What to work on ->
Transcribe the records exactly. Pictures do not belong in the transcription.

┌──

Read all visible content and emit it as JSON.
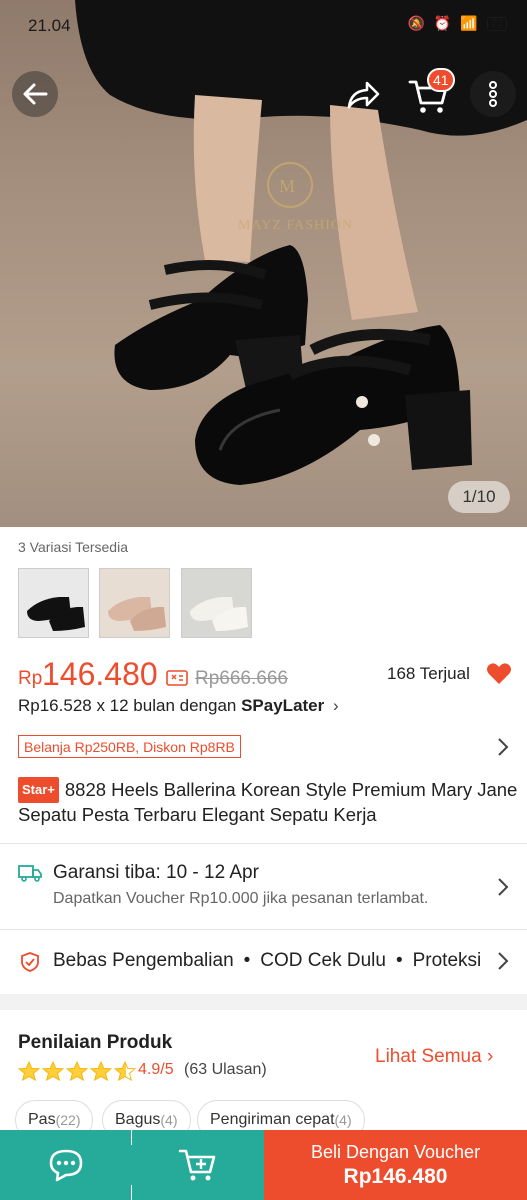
{
  "status_bar": {
    "time": "21.04",
    "battery": "77"
  },
  "header": {
    "cart_count": "41"
  },
  "image": {
    "watermark": "MAYZ FASHION",
    "counter": "1/10"
  },
  "variants": {
    "label": "3 Variasi Tersedia"
  },
  "price": {
    "currency": "Rp",
    "current": "146.480",
    "original": "Rp666.666",
    "sold": "168 Terjual",
    "installment_prefix": "Rp16.528 x 12 bulan dengan",
    "installment_brand": "SPayLater",
    "promo_tag": "Belanja Rp250RB, Diskon Rp8RB"
  },
  "product": {
    "badge": "Star+",
    "title": "8828 Heels Ballerina Korean Style Premium Mary Jane Sepatu Pesta Terbaru Elegant Sepatu Kerja"
  },
  "shipping": {
    "title": "Garansi tiba: 10 - 12 Apr",
    "subtitle": "Dapatkan Voucher Rp10.000 jika pesanan terlambat."
  },
  "features": {
    "f1": "Bebas Pengembalian",
    "f2": "COD Cek Dulu",
    "f3": "Proteksi"
  },
  "rating": {
    "title": "Penilaian Produk",
    "score": "4.9/5",
    "count": "(63 Ulasan)",
    "see_all": "Lihat Semua",
    "value": 4.9
  },
  "chips": [
    {
      "label": "Pas",
      "count": "(22)"
    },
    {
      "label": "Bagus",
      "count": "(4)"
    },
    {
      "label": "Pengiriman cepat",
      "count": "(4)"
    }
  ],
  "bottom_bar": {
    "buy_label": "Beli Dengan Voucher",
    "buy_price": "Rp146.480"
  },
  "colors": {
    "accent": "#ee4d2d",
    "teal": "#26aa99"
  }
}
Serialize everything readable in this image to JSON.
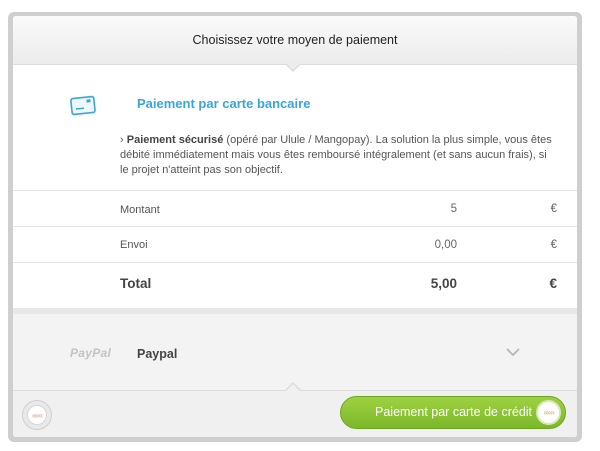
{
  "header": {
    "title": "Choisissez votre moyen de paiement"
  },
  "card_payment": {
    "title": "Paiement par carte bancaire",
    "desc_bold": "Paiement sécurisé",
    "desc_rest": " (opéré par Ulule / Mangopay). La solution la plus simple, vous êtes débité immédiatement mais vous êtes remboursé intégralement (et sans aucun frais), si le projet n'atteint pas son objectif.",
    "bullet": "›"
  },
  "summary": {
    "rows": [
      {
        "label": "Montant",
        "value": "5",
        "currency": "€"
      },
      {
        "label": "Envoi",
        "value": "0,00",
        "currency": "€"
      }
    ],
    "total": {
      "label": "Total",
      "value": "5,00",
      "currency": "€"
    }
  },
  "paypal": {
    "logo_text": "PayPal",
    "label": "Paypal"
  },
  "footer": {
    "back_icon": "«««",
    "pay_button_label": "Paiement par carte de crédit",
    "pay_button_icon": "»»»"
  },
  "colors": {
    "accent_blue": "#3aa5d8",
    "button_green": "#8cc534"
  }
}
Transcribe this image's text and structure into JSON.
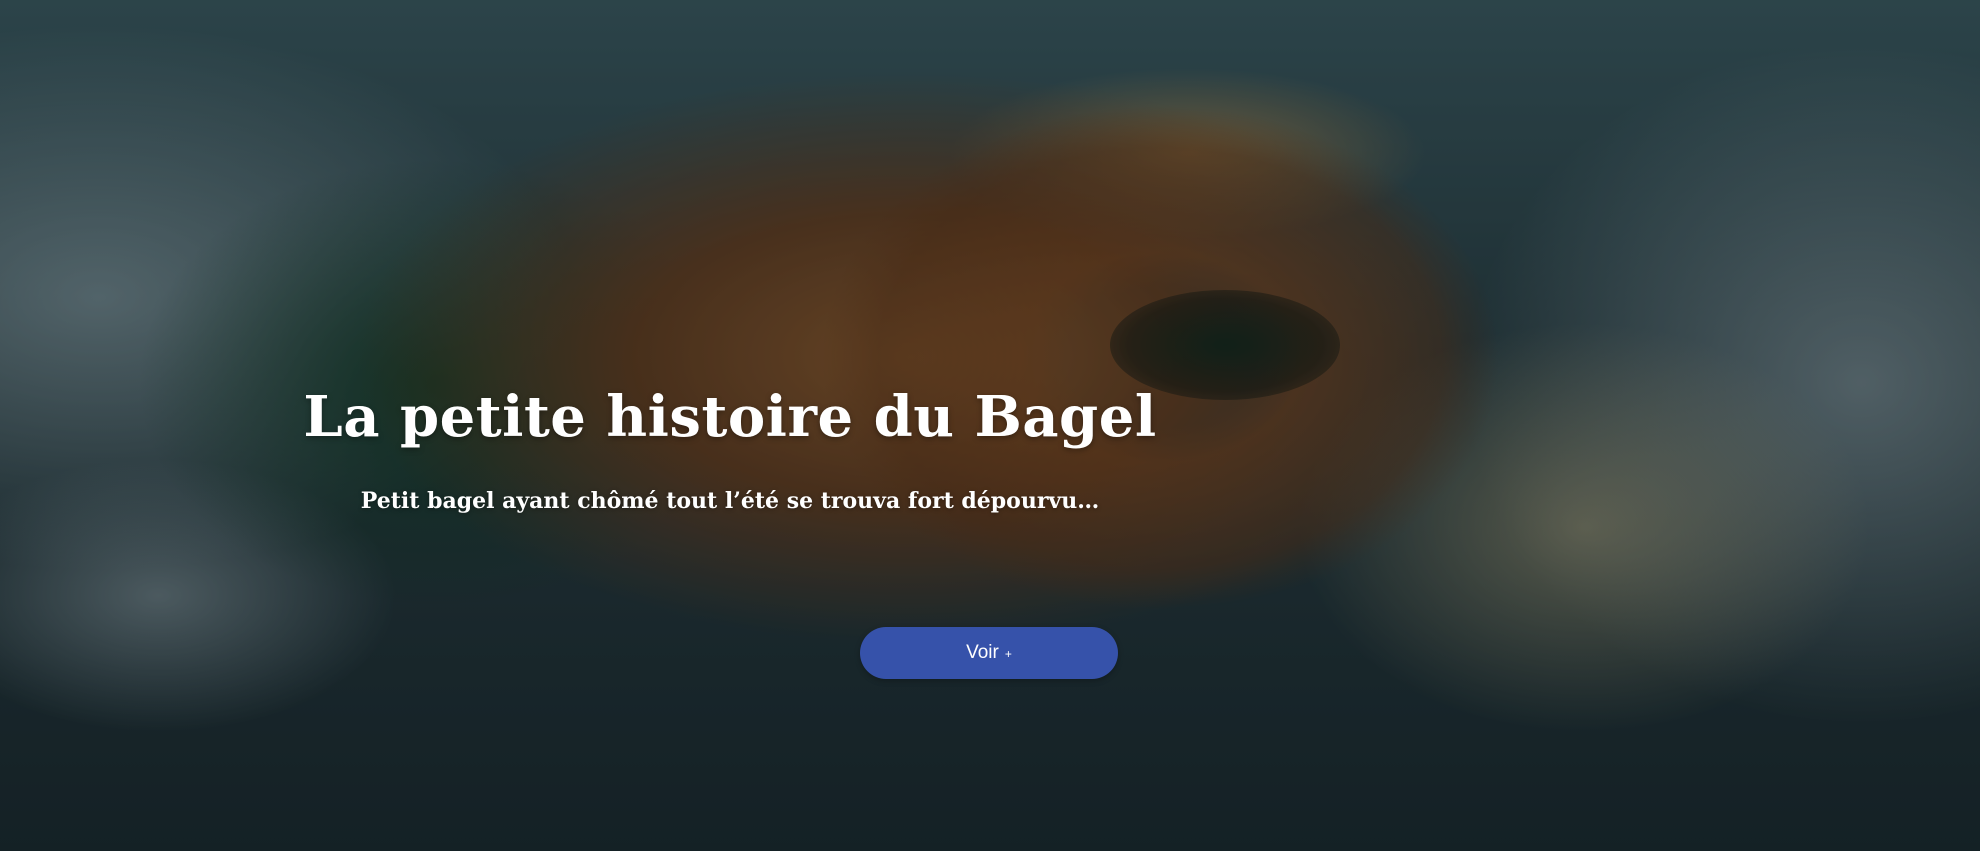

└──

The result ->
Read all visible content and emit it as JSON.
{
  "status_bar": {
    "time": "21.04",
    "battery": "77"
  },
  "header": {
    "cart_count": "41"
  },
  "image": {
    "watermark": "MAYZ FASHION",
    "counter": "1/10"
  },
  "variants": {
    "label": "3 Variasi Tersedia"
  },
  "price": {
    "currency": "Rp",
    "current": "146.480",
    "original": "Rp666.666",
    "sold": "168 Terjual",
    "installment_prefix": "Rp16.528 x 12 bulan dengan",
    "installment_brand": "SPayLater",
    "promo_tag": "Belanja Rp250RB, Diskon Rp8RB"
  },
  "product": {
    "badge": "Star+",
    "title": "8828 Heels Ballerina Korean Style Premium Mary Jane Sepatu Pesta Terbaru Elegant Sepatu Kerja"
  },
  "shipping": {
    "title": "Garansi tiba: 10 - 12 Apr",
    "subtitle": "Dapatkan Voucher Rp10.000 jika pesanan terlambat."
  },
  "features": {
    "f1": "Bebas Pengembalian",
    "f2": "COD Cek Dulu",
    "f3": "Proteksi"
  },
  "rating": {
    "title": "Penilaian Produk",
    "score": "4.9/5",
    "count": "(63 Ulasan)",
    "see_all": "Lihat Semua",
    "value": 4.9
  },
  "chips": [
    {
      "label": "Pas",
      "count": "(22)"
    },
    {
      "label": "Bagus",
      "count": "(4)"
    },
    {
      "label": "Pengiriman cepat",
      "count": "(4)"
    }
  ],
  "bottom_bar": {
    "buy_label": "Beli Dengan Voucher",
    "buy_price": "Rp146.480"
  },
  "colors": {
    "accent": "#ee4d2d",
    "teal": "#26aa99"
  }
}
Serialize everything readable in this image to JSON.
{
  "header": {
    "title": "Choisissez votre moyen de paiement"
  },
  "card_payment": {
    "title": "Paiement par carte bancaire",
    "desc_bold": "Paiement sécurisé",
    "desc_rest": " (opéré par Ulule / Mangopay). La solution la plus simple, vous êtes débité immédiatement mais vous êtes remboursé intégralement (et sans aucun frais), si le projet n'atteint pas son objectif.",
    "bullet": "›"
  },
  "summary": {
    "rows": [
      {
        "label": "Montant",
        "value": "5",
        "currency": "€"
      },
      {
        "label": "Envoi",
        "value": "0,00",
        "currency": "€"
      }
    ],
    "total": {
      "label": "Total",
      "value": "5,00",
      "currency": "€"
    }
  },
  "paypal": {
    "logo_text": "PayPal",
    "label": "Paypal"
  },
  "footer": {
    "back_icon": "«««",
    "pay_button_label": "Paiement par carte de crédit",
    "pay_button_icon": "»»»"
  },
  "colors": {
    "accent_blue": "#3aa5d8",
    "button_green": "#8cc534"
  }
}
Transcribe this image's text and structure into JSON.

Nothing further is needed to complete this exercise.